TEKS YANG DISEDIAKAN:
○ ○ ○ ○ ○
Baca berita dengan sedikit iklan, klik di sini

Politik

Tawaran dari New York

Dewan Hak Asasi Manusia Perserikatan Bangsa-Bangsa menawarkan bantuan asistensi penyelidikan kasus Munir. Tim baru polisi masih terfokus pada Pollycarpus.

30 Oktober 2006 | 00.00 WIB

Image of Tempo
Perbesar

Baca berita dengan sedikit iklan, klik di sini

Pulang dari New York, dua pekan lalu, Usman Hamid lembur seminggu penuh. Sementara warga Jakarta bersukaria mudik ke kampung, Koordinator Komisi untuk Orang Hilang dan Korban Tindakan Kekerasan (Kontras) itu justru menikam kepala di kantor siang malam. Bersama dua kawannya, Usman mengemas dokumen dan berkas perkara kematian Munir—seniornya dulu di Kontras.

Materi yang dikemas antara lain soal tim pencari fakta, dakwaan jaksa penuntut umum, serta salinan putusan Mahkamah Agung dan Pengadilan Negeri Jakarta Pusat. Semua berkas itu rencananya dikirim ke Pelapor Khusus untuk pembunuhan tanpa proses peradilan (Special Rapporteur on extrajudicial executions) Dewan Hak Asasi Manusia Perserikatan Bangsa-Bangsa di New York, Amerika Serikat, pada Senin pekan ini.

Di sana dokumen tersebut akan dikaji satu tim khusus. Hasil kajian akan menentukan rekomendasi yang dipilih dewan itu guna membantu mengungkap tabir pembunuhan Munir.

Dewan hak asasi manusia sedunia itu sudah bersedia membantu Jakarta dalam penyelidikan kasus ini, walau masih berupa tawaran lisan. Hal itu disampaikan saat Suciwati, istri almarhum Munir, dan Usman Hamid berkunjung ke New York tiga pekan lalu. Suciwati datang ke sana atas undangan Human Rights First, sebuah organisasi hak asasi manusia yang dihormati dunia dan berbasis di New York.

Adalah Philip Alston, Pelapor Khusus itu, yang secara terbuka menawarkan bantuan penyelidikan. ”Alston menyanggupi membantu penyelidikan kasus Munir dan bersedia datang ke Indonesia,” kata Usman Hamid. Tapi Alston meminta syarat: Pemerintah Indonesia harus memberikan peluang kepada Dewan Hak Asasi Manusia untuk ikut membantu.

Munir tewas dua tahun lalu, 7 September 2004. Aktivis hak asasi manusia itu diracun dalam penerbangan dari Jakarta ke Amsterdam, Belanda. Hasil otopsi Netherlands Forensic Institute (NFI) menunjukkan Munir tewas karena racun arsenik.

Polisi menetapkan Pollycarpus Budihari Priyanto, pilot pesawat Garuda, sebagai tersangka pembunuhan. Pengadilan Negeri Jakarta Pusat memvonis dia 14 tahun penjara. Vonis itu diperkuat di pengadilan tinggi. Tapi Mahkamah Agung menganulir keputusan itu. Para hakim di MA menilai Pollycarpus tidak terbukti melakukan pembunuhan. Dia hanya terbukti melakukan kesalahan administratif. Dan, hukuman yang pantas cuma dua tahun.
○ ○ ○ ○ ○
DATA SUMBER:
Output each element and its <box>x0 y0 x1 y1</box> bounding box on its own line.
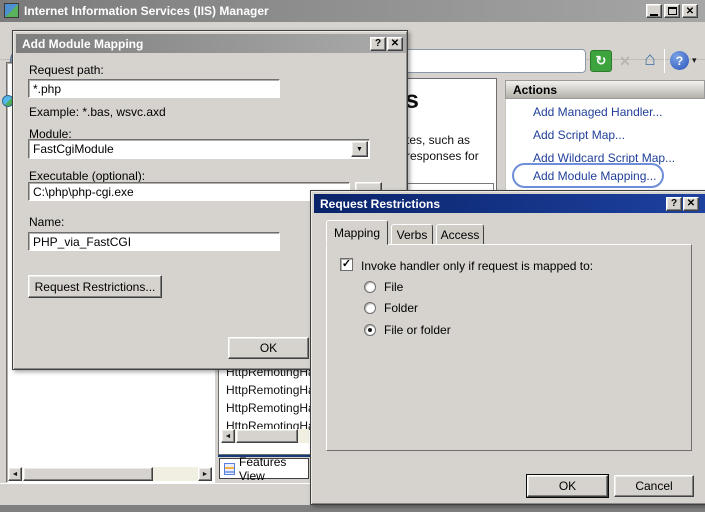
○ ○ ○ ○ ○
KETENTUAN TUGAS:
Ringkaslah artikel tentang tawaran bantuan penyelidikan kasus Munir di atas dalam dua kalimat.

JAWABAN TERTULIS:
Pelapor Khusus Dewan Hak Asasi Manusia PBB, Philip Alston, secara lisan menawarkan bantuan penyelidikan kasus kematian Munir, yang tewas diracun arsenik dalam penerbangan Jakarta–Amsterdam pada 7 September 2004, dengan syarat Pemerintah Indonesia memberi peluang kepada dewan itu untuk ikut membantu. Usman Hamid dari Kontras telah mengemas berkas perkara untuk dikirim ke Pelapor Khusus tersebut, sementara Pollycarpus Budihari Priyanto, yang divonis 14 tahun penjara oleh Pengadilan Negeri Jakarta Pusat, dinilai Mahkamah Agung hanya terbukti melakukan kesalahan administratif dengan hukuman yang pantas dua tahun.